— Start of EXTRACTED DATA —
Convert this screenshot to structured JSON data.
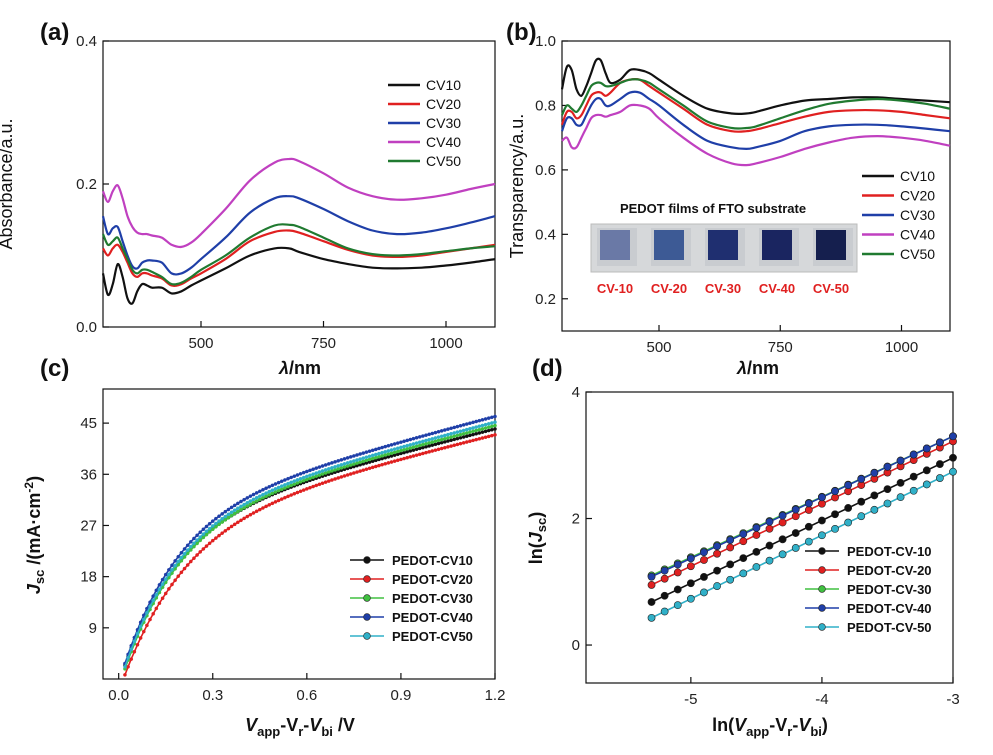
{
  "chart_data": [
    {
      "panel_label": "(a)",
      "type": "line",
      "xlabel_var": "λ",
      "xlabel_unit": "/nm",
      "ylabel": "Absorbance/a.u.",
      "xlim": [
        300,
        1100
      ],
      "ylim": [
        0,
        0.4
      ],
      "xticks": [
        500,
        750,
        1000
      ],
      "yticks": [
        0.0,
        0.2,
        0.4
      ],
      "ytick_labels": [
        "0.0",
        "0.2",
        "0.4"
      ],
      "legend_position": "top-right",
      "series": [
        {
          "name": "CV10",
          "color": "#111111",
          "x": [
            300,
            310,
            320,
            330,
            340,
            350,
            360,
            370,
            380,
            390,
            400,
            420,
            440,
            460,
            480,
            500,
            550,
            600,
            650,
            680,
            700,
            750,
            800,
            850,
            900,
            950,
            1000,
            1050,
            1100
          ],
          "y": [
            0.075,
            0.045,
            0.06,
            0.088,
            0.07,
            0.04,
            0.033,
            0.05,
            0.06,
            0.058,
            0.055,
            0.055,
            0.047,
            0.05,
            0.058,
            0.065,
            0.082,
            0.1,
            0.11,
            0.11,
            0.105,
            0.095,
            0.088,
            0.083,
            0.082,
            0.083,
            0.086,
            0.09,
            0.095
          ]
        },
        {
          "name": "CV20",
          "color": "#e02020",
          "x": [
            300,
            310,
            320,
            330,
            340,
            350,
            360,
            370,
            380,
            390,
            400,
            420,
            440,
            460,
            480,
            500,
            550,
            600,
            650,
            680,
            700,
            750,
            800,
            850,
            900,
            950,
            1000,
            1050,
            1100
          ],
          "y": [
            0.11,
            0.1,
            0.11,
            0.115,
            0.105,
            0.09,
            0.075,
            0.07,
            0.075,
            0.075,
            0.072,
            0.068,
            0.058,
            0.06,
            0.068,
            0.075,
            0.095,
            0.12,
            0.133,
            0.135,
            0.132,
            0.12,
            0.108,
            0.1,
            0.098,
            0.1,
            0.105,
            0.11,
            0.115
          ]
        },
        {
          "name": "CV30",
          "color": "#1f3fa8",
          "x": [
            300,
            310,
            320,
            330,
            340,
            350,
            360,
            370,
            380,
            390,
            400,
            420,
            440,
            460,
            480,
            500,
            550,
            600,
            650,
            680,
            700,
            750,
            800,
            850,
            900,
            950,
            1000,
            1050,
            1100
          ],
          "y": [
            0.155,
            0.13,
            0.138,
            0.14,
            0.12,
            0.1,
            0.085,
            0.082,
            0.09,
            0.093,
            0.093,
            0.09,
            0.075,
            0.075,
            0.083,
            0.095,
            0.125,
            0.16,
            0.18,
            0.183,
            0.18,
            0.165,
            0.148,
            0.135,
            0.13,
            0.132,
            0.138,
            0.146,
            0.155
          ]
        },
        {
          "name": "CV40",
          "color": "#c040c0",
          "x": [
            300,
            310,
            320,
            330,
            340,
            350,
            360,
            370,
            380,
            390,
            400,
            420,
            440,
            460,
            480,
            500,
            550,
            600,
            650,
            680,
            700,
            750,
            800,
            850,
            900,
            950,
            1000,
            1050,
            1100
          ],
          "y": [
            0.19,
            0.175,
            0.19,
            0.198,
            0.18,
            0.155,
            0.14,
            0.132,
            0.13,
            0.13,
            0.128,
            0.125,
            0.115,
            0.112,
            0.118,
            0.13,
            0.165,
            0.205,
            0.23,
            0.235,
            0.232,
            0.215,
            0.195,
            0.183,
            0.178,
            0.18,
            0.185,
            0.193,
            0.2
          ]
        },
        {
          "name": "CV50",
          "color": "#207a30",
          "x": [
            300,
            310,
            320,
            330,
            340,
            350,
            360,
            370,
            380,
            390,
            400,
            420,
            440,
            460,
            480,
            500,
            550,
            600,
            650,
            680,
            700,
            750,
            800,
            850,
            900,
            950,
            1000,
            1050,
            1100
          ],
          "y": [
            0.13,
            0.115,
            0.12,
            0.125,
            0.11,
            0.095,
            0.08,
            0.075,
            0.08,
            0.08,
            0.077,
            0.07,
            0.06,
            0.062,
            0.07,
            0.08,
            0.1,
            0.125,
            0.142,
            0.143,
            0.14,
            0.125,
            0.11,
            0.102,
            0.1,
            0.102,
            0.106,
            0.11,
            0.113
          ]
        }
      ]
    },
    {
      "panel_label": "(b)",
      "type": "line",
      "xlabel_var": "λ",
      "xlabel_unit": "/nm",
      "ylabel": "Transparency/a.u.",
      "xlim": [
        300,
        1100
      ],
      "ylim": [
        0.1,
        1.0
      ],
      "xticks": [
        500,
        750,
        1000
      ],
      "yticks": [
        0.2,
        0.4,
        0.6,
        0.8,
        1.0
      ],
      "ytick_labels": [
        "0.2",
        "0.4",
        "0.6",
        "0.8",
        "1.0"
      ],
      "legend_position": "right",
      "series": [
        {
          "name": "CV10",
          "color": "#111111",
          "x": [
            300,
            310,
            320,
            330,
            340,
            350,
            360,
            370,
            380,
            390,
            400,
            420,
            440,
            460,
            480,
            500,
            550,
            600,
            650,
            680,
            700,
            750,
            800,
            850,
            900,
            950,
            1000,
            1050,
            1100
          ],
          "y": [
            0.85,
            0.92,
            0.91,
            0.85,
            0.83,
            0.86,
            0.9,
            0.94,
            0.94,
            0.9,
            0.87,
            0.88,
            0.91,
            0.91,
            0.9,
            0.88,
            0.83,
            0.79,
            0.775,
            0.775,
            0.78,
            0.8,
            0.815,
            0.82,
            0.825,
            0.825,
            0.82,
            0.815,
            0.81
          ]
        },
        {
          "name": "CV20",
          "color": "#e02020",
          "x": [
            300,
            310,
            320,
            330,
            340,
            350,
            360,
            370,
            380,
            390,
            400,
            420,
            440,
            460,
            480,
            500,
            550,
            600,
            650,
            680,
            700,
            750,
            800,
            850,
            900,
            950,
            1000,
            1050,
            1100
          ],
          "y": [
            0.74,
            0.78,
            0.78,
            0.76,
            0.77,
            0.8,
            0.83,
            0.84,
            0.84,
            0.83,
            0.84,
            0.87,
            0.88,
            0.88,
            0.86,
            0.84,
            0.79,
            0.74,
            0.72,
            0.72,
            0.725,
            0.745,
            0.765,
            0.78,
            0.785,
            0.785,
            0.78,
            0.77,
            0.76
          ]
        },
        {
          "name": "CV30",
          "color": "#1f3fa8",
          "x": [
            300,
            310,
            320,
            330,
            340,
            350,
            360,
            370,
            380,
            390,
            400,
            420,
            440,
            460,
            480,
            500,
            550,
            600,
            650,
            680,
            700,
            750,
            800,
            850,
            900,
            950,
            1000,
            1050,
            1100
          ],
          "y": [
            0.72,
            0.76,
            0.76,
            0.74,
            0.74,
            0.77,
            0.8,
            0.82,
            0.82,
            0.8,
            0.8,
            0.82,
            0.84,
            0.84,
            0.82,
            0.8,
            0.74,
            0.69,
            0.67,
            0.665,
            0.67,
            0.69,
            0.72,
            0.735,
            0.74,
            0.74,
            0.735,
            0.728,
            0.72
          ]
        },
        {
          "name": "CV40",
          "color": "#c040c0",
          "x": [
            300,
            310,
            320,
            330,
            340,
            350,
            360,
            370,
            380,
            390,
            400,
            420,
            440,
            460,
            480,
            500,
            550,
            600,
            650,
            680,
            700,
            750,
            800,
            850,
            900,
            950,
            1000,
            1050,
            1100
          ],
          "y": [
            0.69,
            0.7,
            0.67,
            0.67,
            0.7,
            0.73,
            0.76,
            0.77,
            0.77,
            0.765,
            0.77,
            0.78,
            0.8,
            0.8,
            0.79,
            0.76,
            0.7,
            0.65,
            0.62,
            0.615,
            0.62,
            0.64,
            0.665,
            0.685,
            0.7,
            0.705,
            0.7,
            0.69,
            0.675
          ]
        },
        {
          "name": "CV50",
          "color": "#207a30",
          "x": [
            300,
            310,
            320,
            330,
            340,
            350,
            360,
            370,
            380,
            390,
            400,
            420,
            440,
            460,
            480,
            500,
            550,
            600,
            650,
            680,
            700,
            750,
            800,
            850,
            900,
            950,
            1000,
            1050,
            1100
          ],
          "y": [
            0.77,
            0.8,
            0.79,
            0.78,
            0.8,
            0.83,
            0.86,
            0.87,
            0.87,
            0.86,
            0.86,
            0.87,
            0.88,
            0.88,
            0.87,
            0.85,
            0.8,
            0.75,
            0.73,
            0.73,
            0.735,
            0.76,
            0.785,
            0.805,
            0.815,
            0.82,
            0.815,
            0.805,
            0.79
          ]
        }
      ],
      "inset": {
        "title": "PEDOT films of FTO substrate",
        "labels": [
          "CV-10",
          "CV-20",
          "CV-30",
          "CV-40",
          "CV-50"
        ],
        "film_colors": [
          "#6a79a6",
          "#3d5a95",
          "#1f2f70",
          "#1a2560",
          "#151f4e"
        ]
      }
    },
    {
      "panel_label": "(c)",
      "type": "line",
      "xlabel": "Vapp-Vr-Vbi /V",
      "ylabel": "Jsc /(mA·cm-2)",
      "xlim": [
        -0.05,
        1.2
      ],
      "ylim": [
        0,
        51
      ],
      "xticks": [
        0.0,
        0.3,
        0.6,
        0.9,
        1.2
      ],
      "xtick_labels": [
        "0.0",
        "0.3",
        "0.6",
        "0.9",
        "1.2"
      ],
      "yticks": [
        9,
        18,
        27,
        36,
        45
      ],
      "legend_position": "bottom-right",
      "markers": true,
      "series": [
        {
          "name": "PEDOT-CV10",
          "color": "#111111",
          "params": [
            44.0,
            6.2,
            0.005
          ]
        },
        {
          "name": "PEDOT-CV20",
          "color": "#e02020",
          "params": [
            43.0,
            5.5,
            0.015
          ]
        },
        {
          "name": "PEDOT-CV30",
          "color": "#40c040",
          "params": [
            44.6,
            6.0,
            0.009
          ]
        },
        {
          "name": "PEDOT-CV40",
          "color": "#1f3fa8",
          "params": [
            46.2,
            6.2,
            0.004
          ]
        },
        {
          "name": "PEDOT-CV50",
          "color": "#30b0c8",
          "params": [
            45.2,
            6.1,
            0.007
          ]
        }
      ]
    },
    {
      "panel_label": "(d)",
      "type": "line",
      "xlabel": "ln(Vapp-Vr-Vbi)",
      "ylabel": "ln(Jsc)",
      "xlim": [
        -5.8,
        -3.0
      ],
      "ylim": [
        -0.6,
        4.0
      ],
      "xticks": [
        -5,
        -4,
        -3
      ],
      "xtick_labels": [
        "-5",
        "-4",
        "-3"
      ],
      "yticks": [
        0,
        2,
        4
      ],
      "legend_position": "bottom-right",
      "markers": true,
      "series": [
        {
          "name": "PEDOT-CV-10",
          "color": "#111111",
          "x_start": -5.3,
          "x_end": -3.0,
          "y_start": 0.68,
          "y_end": 2.96
        },
        {
          "name": "PEDOT-CV-20",
          "color": "#e02020",
          "x_start": -5.3,
          "x_end": -3.0,
          "y_start": 0.95,
          "y_end": 3.22
        },
        {
          "name": "PEDOT-CV-30",
          "color": "#40c040",
          "x_start": -5.3,
          "x_end": -3.0,
          "y_start": 1.1,
          "y_end": 3.3
        },
        {
          "name": "PEDOT-CV-40",
          "color": "#1f3fa8",
          "x_start": -5.3,
          "x_end": -3.0,
          "y_start": 1.08,
          "y_end": 3.3
        },
        {
          "name": "PEDOT-CV-50",
          "color": "#30b0c8",
          "x_start": -5.3,
          "x_end": -3.0,
          "y_start": 0.43,
          "y_end": 2.74
        }
      ]
    }
  ]
}
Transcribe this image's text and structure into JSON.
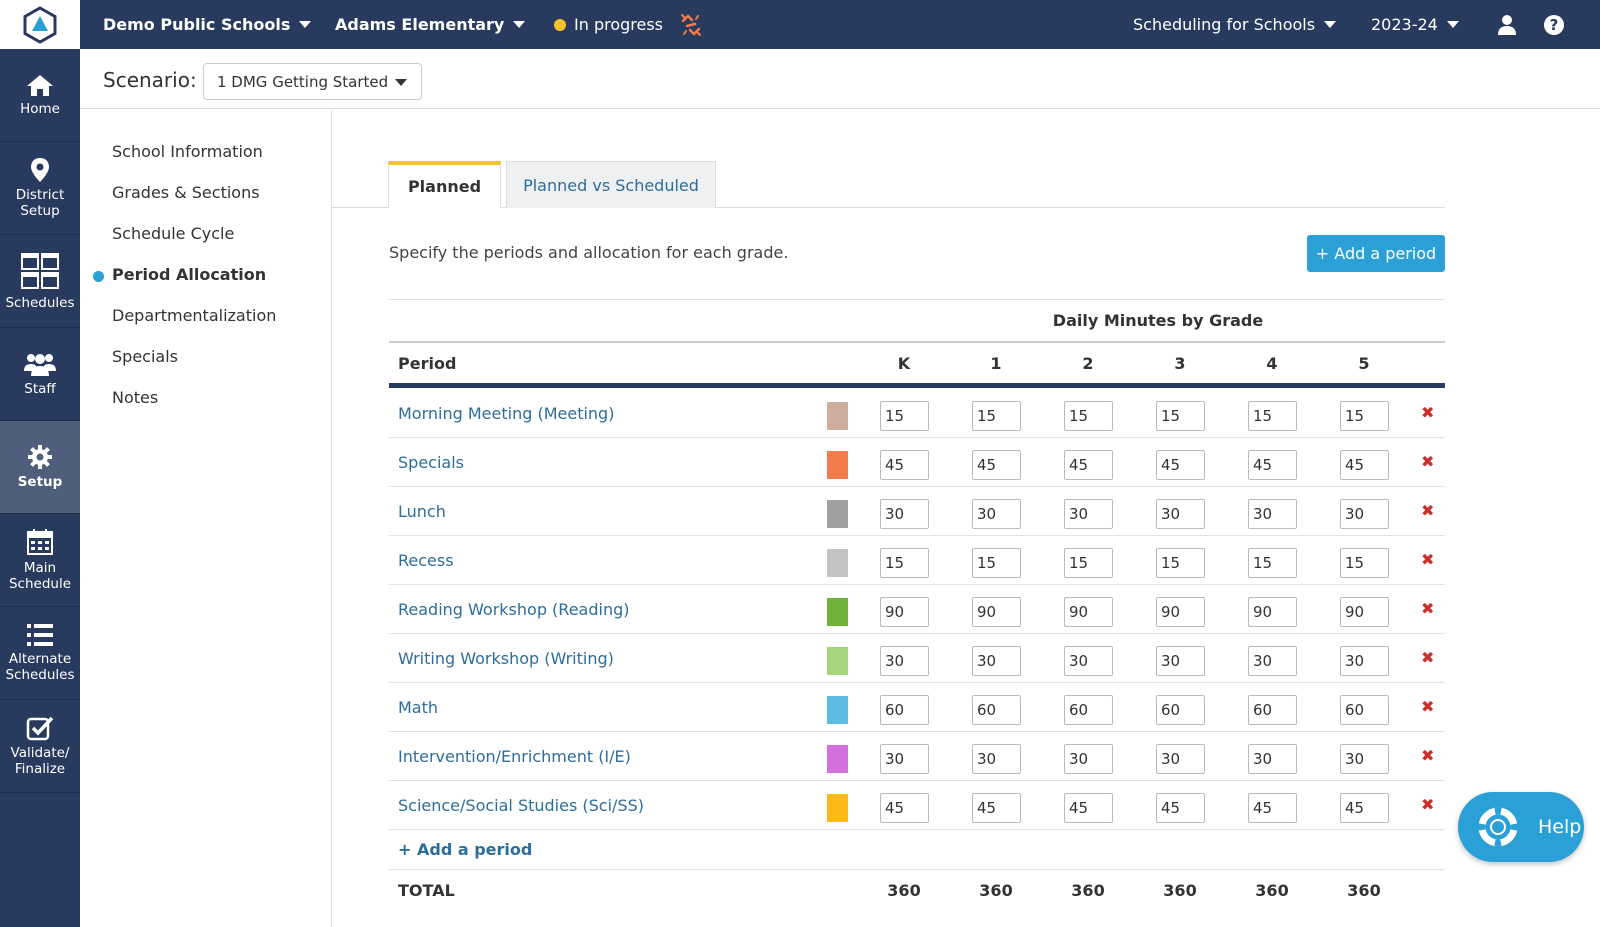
{
  "topbar": {
    "district": "Demo Public Schools",
    "school": "Adams Elementary",
    "status": "In progress",
    "product": "Scheduling for Schools",
    "year": "2023-24"
  },
  "sidenav": {
    "items": [
      {
        "label1": "Home",
        "label2": "",
        "icon": "home-icon"
      },
      {
        "label1": "District",
        "label2": "Setup",
        "icon": "map-pin-icon"
      },
      {
        "label1": "Schedules",
        "label2": "",
        "icon": "calendars-icon"
      },
      {
        "label1": "Staff",
        "label2": "",
        "icon": "staff-icon"
      },
      {
        "label1": "Setup",
        "label2": "",
        "icon": "gear-icon"
      },
      {
        "label1": "Main",
        "label2": "Schedule",
        "icon": "calendar-icon"
      },
      {
        "label1": "Alternate",
        "label2": "Schedules",
        "icon": "list-icon"
      },
      {
        "label1": "Validate/",
        "label2": "Finalize",
        "icon": "check-icon"
      }
    ],
    "active": "Setup"
  },
  "scenario": {
    "label": "Scenario:",
    "value": "1 DMG Getting Started"
  },
  "subnav": {
    "items": [
      "School Information",
      "Grades & Sections",
      "Schedule Cycle",
      "Period Allocation",
      "Departmentalization",
      "Specials",
      "Notes"
    ],
    "active": "Period Allocation"
  },
  "tabs": {
    "planned": "Planned",
    "pvs": "Planned vs Scheduled"
  },
  "description": "Specify the periods and allocation for each grade.",
  "add_button": "+ Add a period",
  "table": {
    "group_header": "Daily Minutes by Grade",
    "period_header": "Period",
    "grades": [
      "K",
      "1",
      "2",
      "3",
      "4",
      "5"
    ],
    "rows": [
      {
        "name": "Morning Meeting (Meeting)",
        "color": "#cfaea0",
        "values": [
          "15",
          "15",
          "15",
          "15",
          "15",
          "15"
        ]
      },
      {
        "name": "Specials",
        "color": "#f47c4c",
        "values": [
          "45",
          "45",
          "45",
          "45",
          "45",
          "45"
        ]
      },
      {
        "name": "Lunch",
        "color": "#a0a0a0",
        "values": [
          "30",
          "30",
          "30",
          "30",
          "30",
          "30"
        ]
      },
      {
        "name": "Recess",
        "color": "#c4c4c4",
        "values": [
          "15",
          "15",
          "15",
          "15",
          "15",
          "15"
        ]
      },
      {
        "name": "Reading Workshop (Reading)",
        "color": "#6fb13a",
        "values": [
          "90",
          "90",
          "90",
          "90",
          "90",
          "90"
        ]
      },
      {
        "name": "Writing Workshop (Writing)",
        "color": "#a5d67e",
        "values": [
          "30",
          "30",
          "30",
          "30",
          "30",
          "30"
        ]
      },
      {
        "name": "Math",
        "color": "#5bbde5",
        "values": [
          "60",
          "60",
          "60",
          "60",
          "60",
          "60"
        ]
      },
      {
        "name": "Intervention/Enrichment (I/E)",
        "color": "#d46fe0",
        "values": [
          "30",
          "30",
          "30",
          "30",
          "30",
          "30"
        ]
      },
      {
        "name": "Science/Social Studies (Sci/SS)",
        "color": "#fbb913",
        "values": [
          "45",
          "45",
          "45",
          "45",
          "45",
          "45"
        ]
      }
    ],
    "delete_symbol": "✖",
    "add_row": "+ Add a period",
    "total_label": "TOTAL",
    "totals": [
      "360",
      "360",
      "360",
      "360",
      "360",
      "360"
    ]
  },
  "help": {
    "label": "Help"
  }
}
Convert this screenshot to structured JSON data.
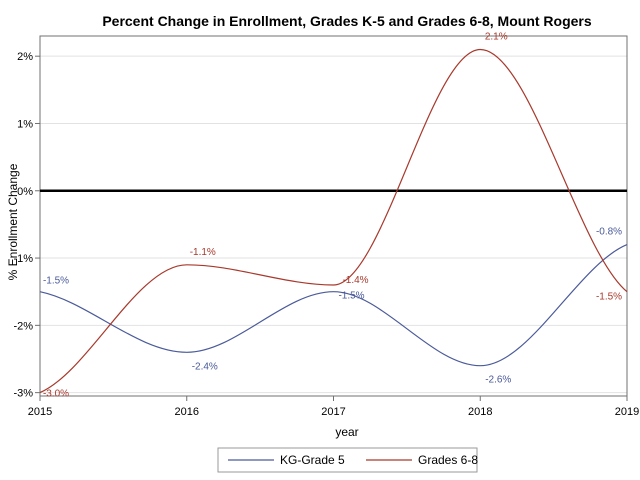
{
  "chart_data": {
    "type": "line",
    "title": "Percent Change in Enrollment, Grades K-5 and Grades 6-8, Mount Rogers",
    "xlabel": "year",
    "ylabel": "% Enrollment Change",
    "x": [
      2015,
      2016,
      2017,
      2018,
      2019
    ],
    "x_tick_labels": [
      "2015",
      "2016",
      "2017",
      "2018",
      "2019"
    ],
    "y_ticks": [
      -3,
      -2,
      -1,
      0,
      1,
      2
    ],
    "y_tick_labels": [
      "-3%",
      "-2%",
      "-1%",
      "0%",
      "1%",
      "2%"
    ],
    "xlim": [
      2015,
      2019
    ],
    "ylim": [
      -3.05,
      2.3
    ],
    "reference_line": 0,
    "series": [
      {
        "name": "KG-Grade 5",
        "color": "#4a5a9a",
        "values": [
          -1.5,
          -2.4,
          -1.5,
          -2.6,
          -0.8
        ],
        "labels": [
          "-1.5%",
          "-2.4%",
          "-1.5%",
          "-2.6%",
          "-0.8%"
        ]
      },
      {
        "name": "Grades 6-8",
        "color": "#a8392c",
        "values": [
          -3.0,
          -1.1,
          -1.4,
          2.1,
          -1.5
        ],
        "labels": [
          "-3.0%",
          "-1.1%",
          "-1.4%",
          "2.1%",
          "-1.5%"
        ]
      }
    ],
    "legend_position": "bottom",
    "grid": "horizontal"
  }
}
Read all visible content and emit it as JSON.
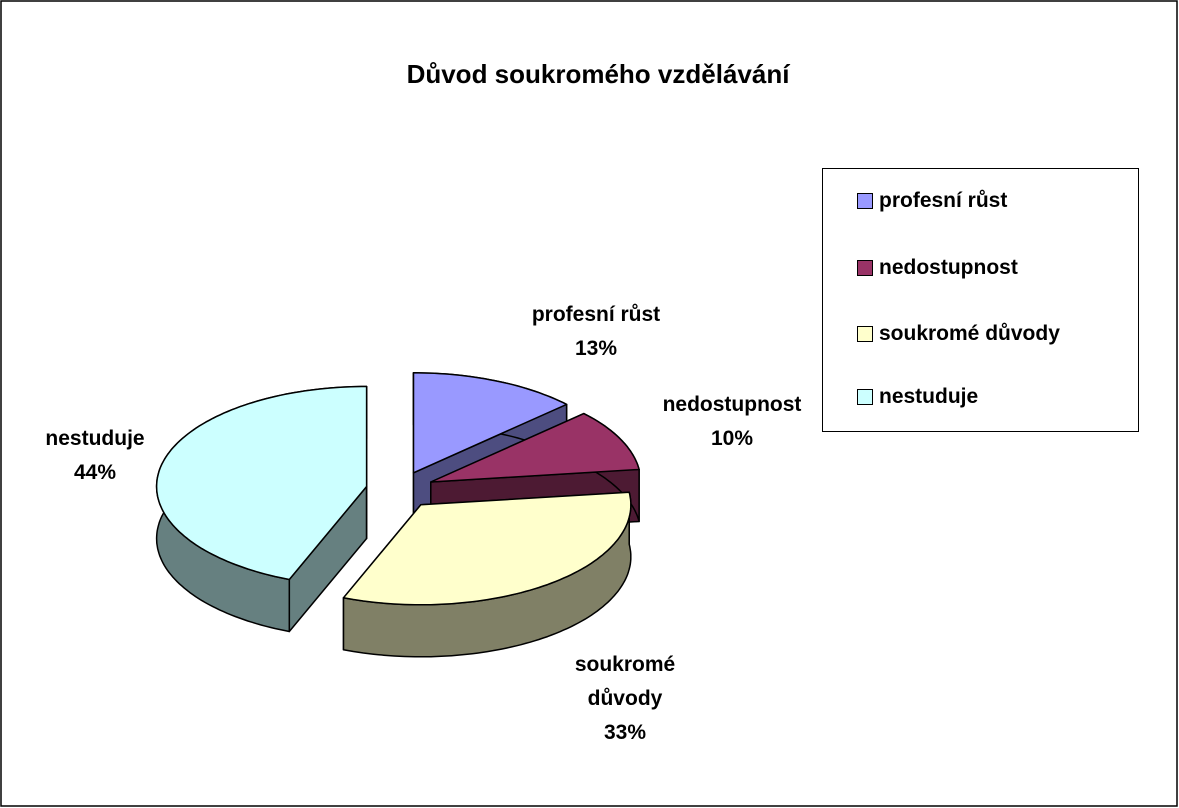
{
  "chart_data": {
    "type": "pie3d",
    "title": "Důvod soukromého vzdělávání",
    "categories": [
      "profesní růst",
      "nedostupnost",
      "soukromé důvody",
      "nestuduje"
    ],
    "values": [
      13,
      10,
      33,
      44
    ],
    "value_labels": [
      "13%",
      "10%",
      "33%",
      "44%"
    ],
    "colors": [
      "#9999ff",
      "#993366",
      "#ffffcc",
      "#ccffff"
    ],
    "legend": "right"
  }
}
— End of EXTRACTED DATA —
=== TO DO ===
Find the lines containing "icon" and list every one of them.

=== OUTPUT ===
        "icon": "home-icon"
        "icon": "map-pin-icon"
        "icon": "calendars-icon"
        "icon": "staff-icon"
        "icon": "gear-icon"
        "icon": "calendar-icon"
        "icon": "list-icon"
        "icon": "check-icon"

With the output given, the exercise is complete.